THE RECORDS
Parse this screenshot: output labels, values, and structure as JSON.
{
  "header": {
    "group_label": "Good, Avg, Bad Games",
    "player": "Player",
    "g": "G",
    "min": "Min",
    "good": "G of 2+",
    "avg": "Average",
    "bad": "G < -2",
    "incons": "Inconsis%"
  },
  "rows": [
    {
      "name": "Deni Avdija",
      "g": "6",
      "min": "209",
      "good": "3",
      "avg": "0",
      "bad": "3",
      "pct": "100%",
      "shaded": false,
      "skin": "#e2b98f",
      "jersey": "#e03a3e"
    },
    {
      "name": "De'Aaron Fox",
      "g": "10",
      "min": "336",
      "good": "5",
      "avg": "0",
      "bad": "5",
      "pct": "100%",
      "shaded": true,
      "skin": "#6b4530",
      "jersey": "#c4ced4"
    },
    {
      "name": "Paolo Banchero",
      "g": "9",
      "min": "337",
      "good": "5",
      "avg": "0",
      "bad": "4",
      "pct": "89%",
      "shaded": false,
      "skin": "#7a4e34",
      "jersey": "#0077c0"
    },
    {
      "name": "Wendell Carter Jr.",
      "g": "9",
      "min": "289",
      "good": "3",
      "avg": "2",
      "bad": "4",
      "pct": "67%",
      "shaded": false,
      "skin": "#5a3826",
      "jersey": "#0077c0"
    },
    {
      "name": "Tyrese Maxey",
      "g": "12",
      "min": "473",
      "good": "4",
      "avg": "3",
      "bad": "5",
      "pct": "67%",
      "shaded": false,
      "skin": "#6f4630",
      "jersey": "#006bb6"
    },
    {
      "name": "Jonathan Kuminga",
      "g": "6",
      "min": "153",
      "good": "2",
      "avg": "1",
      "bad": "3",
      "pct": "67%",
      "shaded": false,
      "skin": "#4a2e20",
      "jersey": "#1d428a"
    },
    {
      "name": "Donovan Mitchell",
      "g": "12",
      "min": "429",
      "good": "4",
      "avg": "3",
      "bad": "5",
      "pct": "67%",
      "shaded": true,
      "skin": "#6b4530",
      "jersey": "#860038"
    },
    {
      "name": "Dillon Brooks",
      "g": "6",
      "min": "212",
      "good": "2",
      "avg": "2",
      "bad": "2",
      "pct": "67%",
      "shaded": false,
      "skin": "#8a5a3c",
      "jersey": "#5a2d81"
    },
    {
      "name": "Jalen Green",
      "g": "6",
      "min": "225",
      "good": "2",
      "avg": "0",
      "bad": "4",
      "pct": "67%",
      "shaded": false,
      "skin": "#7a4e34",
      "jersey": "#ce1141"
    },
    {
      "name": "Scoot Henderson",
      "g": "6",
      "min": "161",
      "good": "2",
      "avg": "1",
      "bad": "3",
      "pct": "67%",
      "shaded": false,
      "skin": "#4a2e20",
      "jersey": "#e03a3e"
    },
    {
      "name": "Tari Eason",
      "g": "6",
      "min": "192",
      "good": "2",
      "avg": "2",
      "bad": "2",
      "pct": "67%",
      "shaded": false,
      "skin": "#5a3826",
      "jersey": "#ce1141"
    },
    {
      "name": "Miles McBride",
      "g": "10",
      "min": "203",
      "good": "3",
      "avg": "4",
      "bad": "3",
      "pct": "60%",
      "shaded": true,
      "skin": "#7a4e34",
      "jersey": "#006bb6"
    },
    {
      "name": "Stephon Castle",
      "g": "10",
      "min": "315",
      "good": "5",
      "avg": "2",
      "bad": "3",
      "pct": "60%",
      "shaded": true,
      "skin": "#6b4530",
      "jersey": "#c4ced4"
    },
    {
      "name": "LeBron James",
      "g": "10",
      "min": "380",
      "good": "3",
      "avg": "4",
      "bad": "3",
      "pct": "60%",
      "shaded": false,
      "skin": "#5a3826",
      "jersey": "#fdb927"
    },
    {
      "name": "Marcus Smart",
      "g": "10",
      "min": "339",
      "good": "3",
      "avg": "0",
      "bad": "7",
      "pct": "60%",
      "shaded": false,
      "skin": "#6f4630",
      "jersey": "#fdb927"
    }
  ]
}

EXERCISE
Restate the data above word for word, please.

EXERCISE ANSWER
Parse this screenshot: output labels, values, and structure as JSON.
{
  "header": {
    "group_label": "Good, Avg, Bad Games",
    "player": "Player",
    "g": "G",
    "min": "Min",
    "good": "G of 2+",
    "avg": "Average",
    "bad": "G < -2",
    "incons": "Inconsis%"
  },
  "rows": [
    {
      "name": "Deni Avdija",
      "g": "6",
      "min": "209",
      "good": "3",
      "avg": "0",
      "bad": "3",
      "pct": "100%",
      "shaded": false,
      "skin": "#e2b98f",
      "jersey": "#e03a3e"
    },
    {
      "name": "De'Aaron Fox",
      "g": "10",
      "min": "336",
      "good": "5",
      "avg": "0",
      "bad": "5",
      "pct": "100%",
      "shaded": true,
      "skin": "#6b4530",
      "jersey": "#c4ced4"
    },
    {
      "name": "Paolo Banchero",
      "g": "9",
      "min": "337",
      "good": "5",
      "avg": "0",
      "bad": "4",
      "pct": "89%",
      "shaded": false,
      "skin": "#7a4e34",
      "jersey": "#0077c0"
    },
    {
      "name": "Wendell Carter Jr.",
      "g": "9",
      "min": "289",
      "good": "3",
      "avg": "2",
      "bad": "4",
      "pct": "67%",
      "shaded": false,
      "skin": "#5a3826",
      "jersey": "#0077c0"
    },
    {
      "name": "Tyrese Maxey",
      "g": "12",
      "min": "473",
      "good": "4",
      "avg": "3",
      "bad": "5",
      "pct": "67%",
      "shaded": false,
      "skin": "#6f4630",
      "jersey": "#006bb6"
    },
    {
      "name": "Jonathan Kuminga",
      "g": "6",
      "min": "153",
      "good": "2",
      "avg": "1",
      "bad": "3",
      "pct": "67%",
      "shaded": false,
      "skin": "#4a2e20",
      "jersey": "#1d428a"
    },
    {
      "name": "Donovan Mitchell",
      "g": "12",
      "min": "429",
      "good": "4",
      "avg": "3",
      "bad": "5",
      "pct": "67%",
      "shaded": true,
      "skin": "#6b4530",
      "jersey": "#860038"
    },
    {
      "name": "Dillon Brooks",
      "g": "6",
      "min": "212",
      "good": "2",
      "avg": "2",
      "bad": "2",
      "pct": "67%",
      "shaded": false,
      "skin": "#8a5a3c",
      "jersey": "#5a2d81"
    },
    {
      "name": "Jalen Green",
      "g": "6",
      "min": "225",
      "good": "2",
      "avg": "0",
      "bad": "4",
      "pct": "67%",
      "shaded": false,
      "skin": "#7a4e34",
      "jersey": "#ce1141"
    },
    {
      "name": "Scoot Henderson",
      "g": "6",
      "min": "161",
      "good": "2",
      "avg": "1",
      "bad": "3",
      "pct": "67%",
      "shaded": false,
      "skin": "#4a2e20",
      "jersey": "#e03a3e"
    },
    {
      "name": "Tari Eason",
      "g": "6",
      "min": "192",
      "good": "2",
      "avg": "2",
      "bad": "2",
      "pct": "67%",
      "shaded": false,
      "skin": "#5a3826",
      "jersey": "#ce1141"
    },
    {
      "name": "Miles McBride",
      "g": "10",
      "min": "203",
      "good": "3",
      "avg": "4",
      "bad": "3",
      "pct": "60%",
      "shaded": true,
      "skin": "#7a4e34",
      "jersey": "#006bb6"
    },
    {
      "name": "Stephon Castle",
      "g": "10",
      "min": "315",
      "good": "5",
      "avg": "2",
      "bad": "3",
      "pct": "60%",
      "shaded": true,
      "skin": "#6b4530",
      "jersey": "#c4ced4"
    },
    {
      "name": "LeBron James",
      "g": "10",
      "min": "380",
      "good": "3",
      "avg": "4",
      "bad": "3",
      "pct": "60%",
      "shaded": false,
      "skin": "#5a3826",
      "jersey": "#fdb927"
    },
    {
      "name": "Marcus Smart",
      "g": "10",
      "min": "339",
      "good": "3",
      "avg": "0",
      "bad": "7",
      "pct": "60%",
      "shaded": false,
      "skin": "#6f4630",
      "jersey": "#fdb927"
    }
  ]
}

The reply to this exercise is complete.